From the listing below, pick out each line with the word "وسيأتي".

** START Record extracts **

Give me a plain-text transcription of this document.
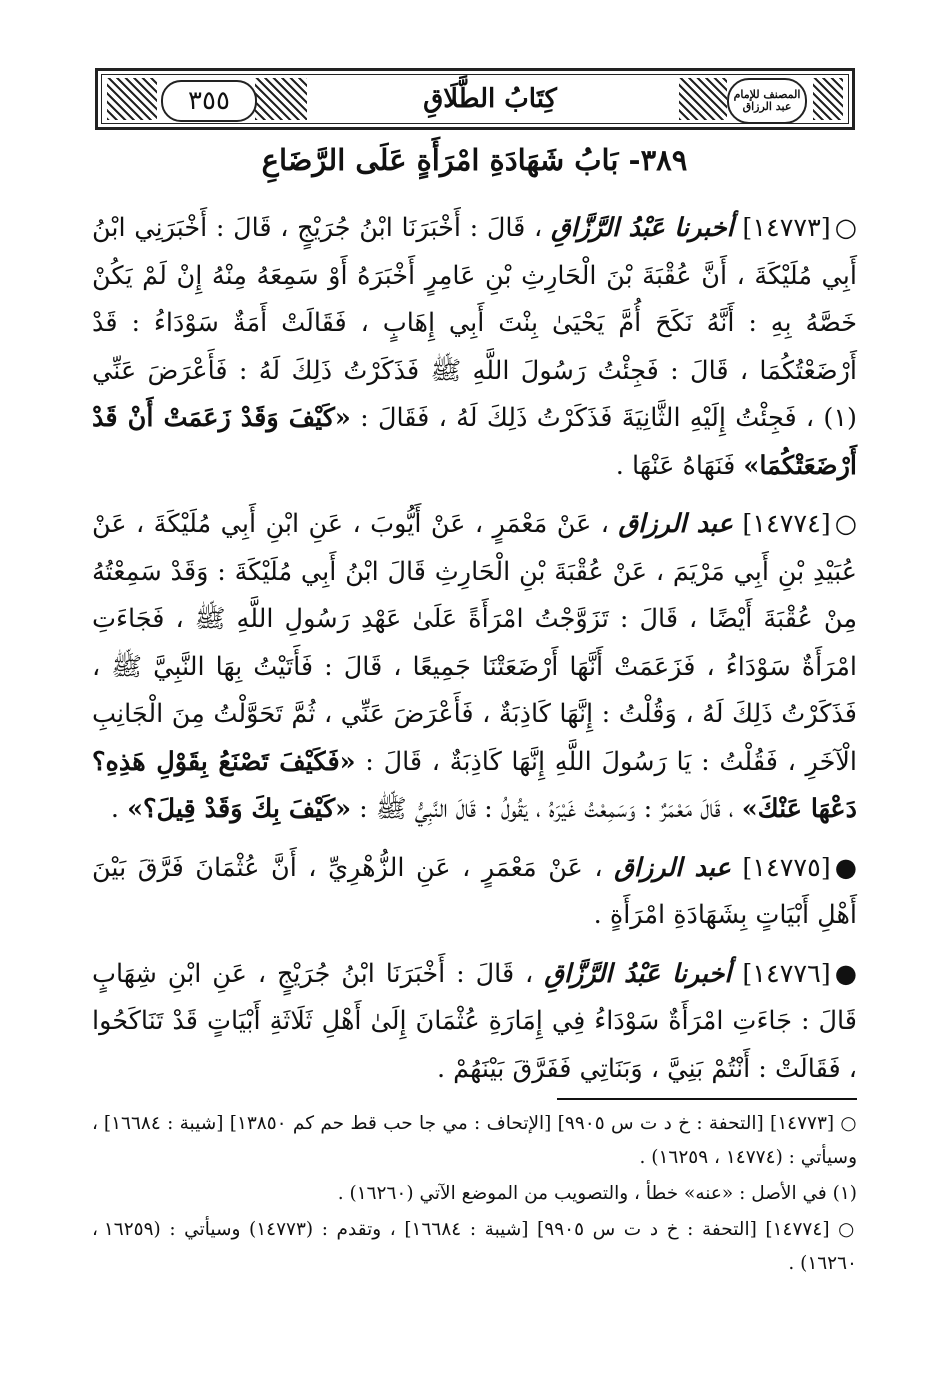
٣٥٥	كِتَابُ الطَّلَاقِ	المصنف للإمام عبد الرزاق
٣٨٩- بَابُ شَهَادَةِ امْرَأَةٍ عَلَى الرَّضَاعِ

○[١٤٧٧٣] أخبرنا عَبْدُ الرَّزَّاقِ ، قَالَ : أَخْبَرَنَا ابْنُ جُرَيْجٍ ، قَالَ : أَخْبَرَنِي ابْنُ أَبِي مُلَيْكَةَ ، أَنَّ عُقْبَةَ بْنَ الْحَارِثِ بْنِ عَامِرٍ أَخْبَرَهُ أَوْ سَمِعَهُ مِنْهُ إِنْ لَمْ يَكُنْ خَصَّهُ بِهِ : أَنَّهُ نَكَحَ أُمَّ يَحْيَىٰ بِنْتَ أَبِي إِهَابٍ ، فَقَالَتْ أَمَةٌ سَوْدَاءُ : قَدْ أَرْضَعْتُكُمَا ، قَالَ : فَجِئْتُ رَسُولَ اللَّهِ ﷺ فَذَكَرْتُ ذَلِكَ لَهُ : فَأَعْرَضَ عَنِّي (١) ، فَجِئْتُ إِلَيْهِ الثَّانِيَةَ فَذَكَرْتُ ذَلِكَ لَهُ ، فَقَالَ : «كَيْفَ وَقَدْ زَعَمَتْ أَنْ قَدْ أَرْضَعَتْكُمَا» فَنَهَاهُ عَنْهَا .

○[١٤٧٧٤] عبد الرزاق ، عَنْ مَعْمَرٍ ، عَنْ أَيُّوبَ ، عَنِ ابْنِ أَبِي مُلَيْكَةَ ، عَنْ عُبَيْدِ بْنِ أَبِي مَرْيَمَ ، عَنْ عُقْبَةَ بْنِ الْحَارِثِ قَالَ ابْنُ أَبِي مُلَيْكَةَ : وَقَدْ سَمِعْتُهُ مِنْ عُقْبَةَ أَيْضًا ، قَالَ : تَزَوَّجْتُ امْرَأَةً عَلَىٰ عَهْدِ رَسُولِ اللَّهِ ﷺ ، فَجَاءَتِ امْرَأَةٌ سَوْدَاءُ ، فَزَعَمَتْ أَنَّهَا أَرْضَعَتْنَا جَمِيعًا ، قَالَ : فَأَتَيْتُ بِهَا النَّبِيَّ ﷺ ، فَذَكَرْتُ ذَلِكَ لَهُ ، وَقُلْتُ : إِنَّهَا كَاذِبَةٌ ، فَأَعْرَضَ عَنِّي ، ثُمَّ تَحَوَّلْتُ مِنَ الْجَانِبِ الْآخَرِ ، فَقُلْتُ : يَا رَسُولَ اللَّهِ إِنَّهَا كَاذِبَةٌ ، قَالَ : «فَكَيْفَ تَصْنَعُ بِقَوْلِ هَذِهِ؟ دَعْهَا عَنْكَ» ، قَالَ مَعْمَرٌ : وَسَمِعْتُ غَيْرَهُ ، يَقُولُ : قَالَ النَّبِيُّ ﷺ : «كَيْفَ بِكَ وَقَدْ قِيلَ؟» .

●[١٤٧٧٥] عبد الرزاق ، عَنْ مَعْمَرٍ ، عَنِ الزُّهْرِيِّ ، أَنَّ عُثْمَانَ فَرَّقَ بَيْنَ أَهْلِ أَبْيَاتٍ بِشَهَادَةِ امْرَأَةٍ .

●[١٤٧٧٦] أخبرنا عَبْدُ الرَّزَّاقِ ، قَالَ : أَخْبَرَنَا ابْنُ جُرَيْجٍ ، عَنِ ابْنِ شِهَابٍ قَالَ : جَاءَتِ امْرَأَةٌ سَوْدَاءُ فِي إِمَارَةِ عُثْمَانَ إِلَىٰ أَهْلِ ثَلَاثَةِ أَبْيَاتٍ قَدْ تَنَاكَحُوا ، فَقَالَتْ : أَنْتُمْ بَنِيَّ ، وَبَنَاتِي فَفَرَّقَ بَيْنَهُمْ .

○ [١٤٧٧٣] [التحفة : خ د ت س ٩٩٠٥] [الإتحاف : مي جا حب قط حم كم ١٣٨٥٠] [شيبة : ١٦٦٨٤] ، وسيأتي : (١٤٧٧٤ ، ١٦٢٥٩) .

(١) في الأصل : «عنه» خطأ ، والتصويب من الموضع الآتي (١٦٢٦٠) .

○ [١٤٧٧٤] [التحفة : خ د ت س ٩٩٠٥] [شيبة : ١٦٦٨٤] ، وتقدم : (١٤٧٧٣) وسيأتي : (١٦٢٥٩ ، ١٦٢٦٠) .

** END Record extracts **

* **Result of this task**
○ [١٤٧٧٣] [التحفة : خ د ت س ٩٩٠٥] [الإتحاف : مي جا حب قط حم كم ١٣٨٥٠] [شيبة : ١٦٦٨٤] ، وسيأتي : (١٤٧٧٤ ، ١٦٢٥٩) .
○ [١٤٧٧٤] [التحفة : خ د ت س ٩٩٠٥] [شيبة : ١٦٦٨٤] ، وتقدم : (١٤٧٧٣) وسيأتي : (١٦٢٥٩ ، ١٦٢٦٠) .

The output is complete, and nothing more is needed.